— START Material for this task —

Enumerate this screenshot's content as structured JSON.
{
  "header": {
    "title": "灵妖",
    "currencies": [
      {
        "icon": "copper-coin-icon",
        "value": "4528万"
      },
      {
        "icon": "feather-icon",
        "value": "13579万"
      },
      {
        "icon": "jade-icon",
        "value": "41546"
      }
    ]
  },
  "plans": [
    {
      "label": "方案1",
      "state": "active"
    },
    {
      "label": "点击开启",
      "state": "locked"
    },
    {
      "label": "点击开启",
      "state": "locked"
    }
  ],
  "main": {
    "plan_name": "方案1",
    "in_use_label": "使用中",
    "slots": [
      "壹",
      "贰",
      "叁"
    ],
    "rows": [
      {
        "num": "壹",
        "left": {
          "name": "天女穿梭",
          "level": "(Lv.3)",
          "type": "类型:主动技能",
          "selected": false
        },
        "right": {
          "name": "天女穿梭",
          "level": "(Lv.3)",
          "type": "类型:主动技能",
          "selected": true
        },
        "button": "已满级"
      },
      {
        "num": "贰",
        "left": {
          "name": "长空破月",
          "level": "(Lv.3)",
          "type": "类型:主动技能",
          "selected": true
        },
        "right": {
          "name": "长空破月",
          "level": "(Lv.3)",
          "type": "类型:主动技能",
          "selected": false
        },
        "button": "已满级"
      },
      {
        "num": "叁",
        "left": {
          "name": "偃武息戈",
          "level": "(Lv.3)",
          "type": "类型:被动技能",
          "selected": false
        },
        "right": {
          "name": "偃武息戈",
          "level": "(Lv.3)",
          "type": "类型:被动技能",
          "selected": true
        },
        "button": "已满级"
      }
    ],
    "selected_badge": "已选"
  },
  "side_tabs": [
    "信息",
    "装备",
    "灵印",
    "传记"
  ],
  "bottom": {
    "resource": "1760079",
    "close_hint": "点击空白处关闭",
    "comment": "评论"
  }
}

— END Material for this task —

_Work to do_: Transcribe the entire listing above precisely.

_Written solution_:
Enumerate this screenshot's content as structured JSON.
{
  "header": {
    "title": "灵妖",
    "currencies": [
      {
        "icon": "copper-coin-icon",
        "value": "4528万"
      },
      {
        "icon": "feather-icon",
        "value": "13579万"
      },
      {
        "icon": "jade-icon",
        "value": "41546"
      }
    ]
  },
  "plans": [
    {
      "label": "方案1",
      "state": "active"
    },
    {
      "label": "点击开启",
      "state": "locked"
    },
    {
      "label": "点击开启",
      "state": "locked"
    }
  ],
  "main": {
    "plan_name": "方案1",
    "in_use_label": "使用中",
    "slots": [
      "壹",
      "贰",
      "叁"
    ],
    "rows": [
      {
        "num": "壹",
        "left": {
          "name": "天女穿梭",
          "level": "(Lv.3)",
          "type": "类型:主动技能",
          "selected": false
        },
        "right": {
          "name": "天女穿梭",
          "level": "(Lv.3)",
          "type": "类型:主动技能",
          "selected": true
        },
        "button": "已满级"
      },
      {
        "num": "贰",
        "left": {
          "name": "长空破月",
          "level": "(Lv.3)",
          "type": "类型:主动技能",
          "selected": true
        },
        "right": {
          "name": "长空破月",
          "level": "(Lv.3)",
          "type": "类型:主动技能",
          "selected": false
        },
        "button": "已满级"
      },
      {
        "num": "叁",
        "left": {
          "name": "偃武息戈",
          "level": "(Lv.3)",
          "type": "类型:被动技能",
          "selected": false
        },
        "right": {
          "name": "偃武息戈",
          "level": "(Lv.3)",
          "type": "类型:被动技能",
          "selected": true
        },
        "button": "已满级"
      }
    ],
    "selected_badge": "已选"
  },
  "side_tabs": [
    "信息",
    "装备",
    "灵印",
    "传记"
  ],
  "bottom": {
    "resource": "1760079",
    "close_hint": "点击空白处关闭",
    "comment": "评论"
  }
}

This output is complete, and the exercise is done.